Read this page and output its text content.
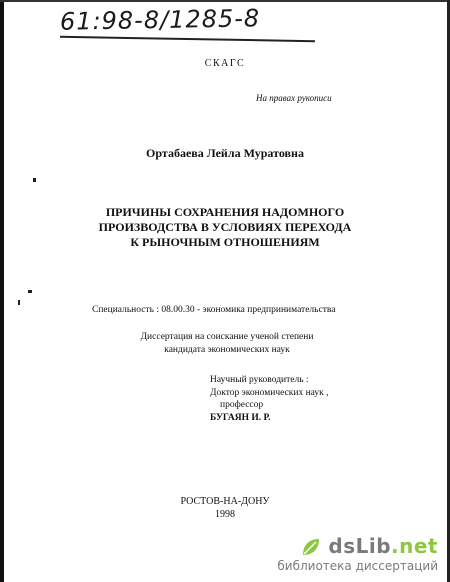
61:98-8/1285-8
СКАГС
На правах рукописи
Ортабаева Лейла Муратовна
ПРИЧИНЫ СОХРАНЕНИЯ НАДОМНОГО
ПРОИЗВОДСТВА В УСЛОВИЯХ ПЕРЕХОДА
К РЫНОЧНЫМ ОТНОШЕНИЯМ
Специальность : 08.00.30 - экономика предпринимательства
Диссертация на соискание ученой степени
кандидата экономических наук
Научный руководитель :
Доктор экономических наук ,
профессор
БУГАЯН И. Р.
РОСТОВ-НА-ДОНУ
1998
dsLib.net
библиотека диссертаций
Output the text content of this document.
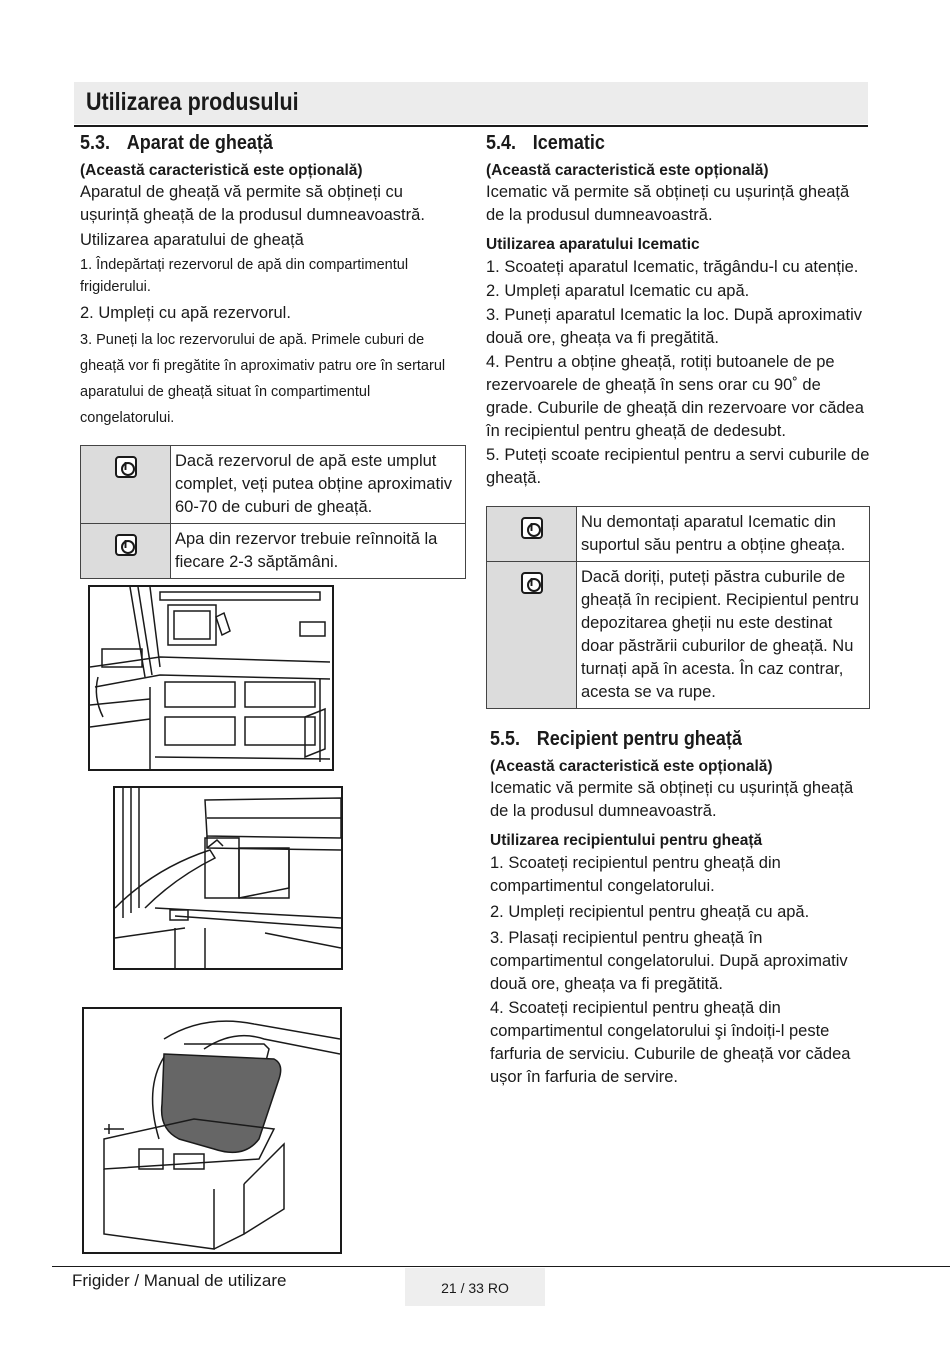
Utilizarea produsului
5.3. Aparat de gheață
(Această caracteristică este opțională)
Aparatul de gheață vă permite să obțineți cu ușurință gheață de la produsul dumneavoastră.
Utilizarea aparatului de gheață
1. Îndepărtați rezervorul de apă din compartimentul frigiderului.
2. Umpleți cu apă rezervorul.
3. Puneți la loc rezervorului de apă. Primele cuburi de gheață vor fi pregătite în aproximativ patru ore în sertarul aparatului de gheață situat în compartimentul congelatorului.
i
Dacă rezervorul de apă este umplut complet, veți putea obține aproximativ 60-70 de cuburi de gheață.
i
Apa din rezervor trebuie reînnoită la fiecare 2-3 săptămâni.
5.4. Icematic
(Această caracteristică este opțională)
Icematic vă permite să obțineți cu ușurință gheață de la produsul dumneavoastră.
Utilizarea aparatului Icematic
1. Scoateți aparatul Icematic, trăgându-l cu atenție.
2. Umpleți aparatul Icematic cu apă.
3. Puneți aparatul Icematic la loc. După aproximativ două ore, gheața va fi pregătită.
4. Pentru a obține gheață, rotiți butoanele de pe rezervoarele de gheață în sens orar cu 90˚ de grade. Cuburile de gheață din rezervoare vor cădea în recipientul pentru gheață de dedesubt.
5. Puteți scoate recipientul pentru a servi cuburile de gheață.
i
Nu demontați aparatul Icematic din suportul său pentru a obține gheața.
i
Dacă doriți, puteți păstra cuburile de gheață în recipient. Recipientul pentru depozitarea gheții nu este destinat doar păstrării cuburilor de gheață. Nu turnați apă în acesta. În caz contrar, acesta se va rupe.
5.5. Recipient pentru gheață
(Această caracteristică este opțională)
Icematic vă permite să obțineți cu ușurință gheață de la produsul dumneavoastră.
Utilizarea recipientului pentru gheață
1. Scoateți recipientul pentru gheață din compartimentul congelatorului.
2. Umpleți recipientul pentru gheață cu apă.
3. Plasați recipientul pentru gheață în compartimentul congelatorului. După aproximativ două ore, gheața va fi pregătită.
4. Scoateți recipientul pentru gheață din compartimentul congelatorului şi îndoiți-l peste farfuria de serviciu. Cuburile de gheață vor cădea ușor în farfuria de servire.
Frigider / Manual de utilizare	21 / 33 RO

☆ ☆ ☆ ☆

Where a line above contains the word "Scoateți", copy that line.

*Exercise response*
1. Scoateți aparatul Icematic, trăgându-l cu atenție.
1. Scoateți recipientul pentru gheață din compartimentul congelatorului.
4. Scoateți recipientul pentru gheață din compartimentul congelatorului şi îndoiți-l peste farfuria de serviciu. Cuburile de gheață vor cădea ușor în farfuria de servire.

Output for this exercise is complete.